◆ WORK TO COMPLETE
Your task is to reproduce the entries below word for word.

◆ TASK INPUTS
==========

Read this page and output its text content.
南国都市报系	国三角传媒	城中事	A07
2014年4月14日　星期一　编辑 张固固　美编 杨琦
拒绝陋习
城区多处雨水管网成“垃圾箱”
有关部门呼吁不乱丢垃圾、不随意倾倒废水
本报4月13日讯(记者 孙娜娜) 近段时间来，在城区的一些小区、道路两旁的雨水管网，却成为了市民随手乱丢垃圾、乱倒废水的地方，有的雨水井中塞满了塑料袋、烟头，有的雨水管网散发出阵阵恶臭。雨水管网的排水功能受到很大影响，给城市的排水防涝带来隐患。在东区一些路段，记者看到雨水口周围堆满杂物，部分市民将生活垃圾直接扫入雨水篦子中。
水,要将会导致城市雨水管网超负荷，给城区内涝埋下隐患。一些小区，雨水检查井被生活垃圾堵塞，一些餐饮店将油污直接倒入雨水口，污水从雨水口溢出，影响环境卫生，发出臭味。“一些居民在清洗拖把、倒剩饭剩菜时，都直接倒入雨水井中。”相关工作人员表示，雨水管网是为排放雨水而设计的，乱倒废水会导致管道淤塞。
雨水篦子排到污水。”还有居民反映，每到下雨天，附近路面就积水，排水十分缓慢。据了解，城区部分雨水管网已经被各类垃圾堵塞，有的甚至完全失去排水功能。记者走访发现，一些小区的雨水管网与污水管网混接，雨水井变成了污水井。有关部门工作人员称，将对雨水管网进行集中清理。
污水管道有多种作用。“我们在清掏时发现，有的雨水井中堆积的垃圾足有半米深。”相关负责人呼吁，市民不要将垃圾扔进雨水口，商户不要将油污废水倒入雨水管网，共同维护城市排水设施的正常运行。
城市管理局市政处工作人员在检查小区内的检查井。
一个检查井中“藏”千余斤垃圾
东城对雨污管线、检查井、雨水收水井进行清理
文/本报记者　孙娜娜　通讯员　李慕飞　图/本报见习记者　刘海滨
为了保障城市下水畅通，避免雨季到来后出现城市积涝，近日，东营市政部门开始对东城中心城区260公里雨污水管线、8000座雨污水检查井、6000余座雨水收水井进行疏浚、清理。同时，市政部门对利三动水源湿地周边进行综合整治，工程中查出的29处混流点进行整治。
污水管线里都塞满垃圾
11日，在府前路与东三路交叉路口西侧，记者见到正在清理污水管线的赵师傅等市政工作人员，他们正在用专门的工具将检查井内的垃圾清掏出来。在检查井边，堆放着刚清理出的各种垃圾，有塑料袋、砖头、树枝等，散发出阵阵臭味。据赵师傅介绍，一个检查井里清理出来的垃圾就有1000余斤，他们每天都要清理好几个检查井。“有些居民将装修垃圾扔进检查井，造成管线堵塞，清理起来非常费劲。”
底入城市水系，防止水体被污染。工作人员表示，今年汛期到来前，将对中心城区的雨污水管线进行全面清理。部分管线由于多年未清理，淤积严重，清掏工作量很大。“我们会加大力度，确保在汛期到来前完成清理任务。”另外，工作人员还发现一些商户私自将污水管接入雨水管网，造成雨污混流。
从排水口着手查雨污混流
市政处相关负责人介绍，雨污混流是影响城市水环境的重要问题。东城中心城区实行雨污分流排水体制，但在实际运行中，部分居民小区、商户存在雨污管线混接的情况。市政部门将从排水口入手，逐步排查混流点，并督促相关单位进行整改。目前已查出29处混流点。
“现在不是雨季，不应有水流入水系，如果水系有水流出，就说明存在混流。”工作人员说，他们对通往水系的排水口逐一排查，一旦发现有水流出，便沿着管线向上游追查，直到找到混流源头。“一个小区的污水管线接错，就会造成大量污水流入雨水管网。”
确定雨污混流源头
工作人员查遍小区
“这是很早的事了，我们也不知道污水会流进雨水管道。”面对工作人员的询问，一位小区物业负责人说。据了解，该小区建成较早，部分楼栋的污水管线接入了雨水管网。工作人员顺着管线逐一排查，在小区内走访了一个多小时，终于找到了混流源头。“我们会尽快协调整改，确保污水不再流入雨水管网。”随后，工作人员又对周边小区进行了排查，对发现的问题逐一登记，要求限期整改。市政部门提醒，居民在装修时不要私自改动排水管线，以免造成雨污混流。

==========

◆ OUTPUT OF THE EXERCISE
Read this page and output its text content.
南国都市报系	国三角传媒	城中事	A07
2014年4月14日　星期一　编辑 张固固　美编 杨琦
拒绝陋习
城区多处雨水管网成“垃圾箱”
有关部门呼吁不乱丢垃圾、不随意倾倒废水
本报4月13日讯(记者 孙娜娜) 近段时间来，在城区的一些小区、道路两旁的雨水管网，却成为了市民随手乱丢垃圾、乱倒废水的地方，有的雨水井中塞满了塑料袋、烟头，有的雨水管网散发出阵阵恶臭。雨水管网的排水功能受到很大影响，给城市的排水防涝带来隐患。在东区一些路段，记者看到雨水口周围堆满杂物，部分市民将生活垃圾直接扫入雨水篦子中。
水,要将会导致城市雨水管网超负荷，给城区内涝埋下隐患。一些小区，雨水检查井被生活垃圾堵塞，一些餐饮店将油污直接倒入雨水口，污水从雨水口溢出，影响环境卫生，发出臭味。“一些居民在清洗拖把、倒剩饭剩菜时，都直接倒入雨水井中。”相关工作人员表示，雨水管网是为排放雨水而设计的，乱倒废水会导致管道淤塞。
雨水篦子排到污水。”还有居民反映，每到下雨天，附近路面就积水，排水十分缓慢。据了解，城区部分雨水管网已经被各类垃圾堵塞，有的甚至完全失去排水功能。记者走访发现，一些小区的雨水管网与污水管网混接，雨水井变成了污水井。有关部门工作人员称，将对雨水管网进行集中清理。
污水管道有多种作用。“我们在清掏时发现，有的雨水井中堆积的垃圾足有半米深。”相关负责人呼吁，市民不要将垃圾扔进雨水口，商户不要将油污废水倒入雨水管网，共同维护城市排水设施的正常运行。
城市管理局市政处工作人员在检查小区内的检查井。
一个检查井中“藏”千余斤垃圾
东城对雨污管线、检查井、雨水收水井进行清理
文/本报记者　孙娜娜　通讯员　李慕飞　图/本报见习记者　刘海滨
为了保障城市下水畅通，避免雨季到来后出现城市积涝，近日，东营市政部门开始对东城中心城区260公里雨污水管线、8000座雨污水检查井、6000余座雨水收水井进行疏浚、清理。同时，市政部门对利三动水源湿地周边进行综合整治，工程中查出的29处混流点进行整治。
污水管线里都塞满垃圾
11日，在府前路与东三路交叉路口西侧，记者见到正在清理污水管线的赵师傅等市政工作人员，他们正在用专门的工具将检查井内的垃圾清掏出来。在检查井边，堆放着刚清理出的各种垃圾，有塑料袋、砖头、树枝等，散发出阵阵臭味。据赵师傅介绍，一个检查井里清理出来的垃圾就有1000余斤，他们每天都要清理好几个检查井。“有些居民将装修垃圾扔进检查井，造成管线堵塞，清理起来非常费劲。”
底入城市水系，防止水体被污染。工作人员表示，今年汛期到来前，将对中心城区的雨污水管线进行全面清理。部分管线由于多年未清理，淤积严重，清掏工作量很大。“我们会加大力度，确保在汛期到来前完成清理任务。”另外，工作人员还发现一些商户私自将污水管接入雨水管网，造成雨污混流。
从排水口着手查雨污混流
市政处相关负责人介绍，雨污混流是影响城市水环境的重要问题。东城中心城区实行雨污分流排水体制，但在实际运行中，部分居民小区、商户存在雨污管线混接的情况。市政部门将从排水口入手，逐步排查混流点，并督促相关单位进行整改。目前已查出29处混流点。
“现在不是雨季，不应有水流入水系，如果水系有水流出，就说明存在混流。”工作人员说，他们对通往水系的排水口逐一排查，一旦发现有水流出，便沿着管线向上游追查，直到找到混流源头。“一个小区的污水管线接错，就会造成大量污水流入雨水管网。”
确定雨污混流源头
工作人员查遍小区
“这是很早的事了，我们也不知道污水会流进雨水管道。”面对工作人员的询问，一位小区物业负责人说。据了解，该小区建成较早，部分楼栋的污水管线接入了雨水管网。工作人员顺着管线逐一排查，在小区内走访了一个多小时，终于找到了混流源头。“我们会尽快协调整改，确保污水不再流入雨水管网。”随后，工作人员又对周边小区进行了排查，对发现的问题逐一登记，要求限期整改。市政部门提醒，居民在装修时不要私自改动排水管线，以免造成雨污混流。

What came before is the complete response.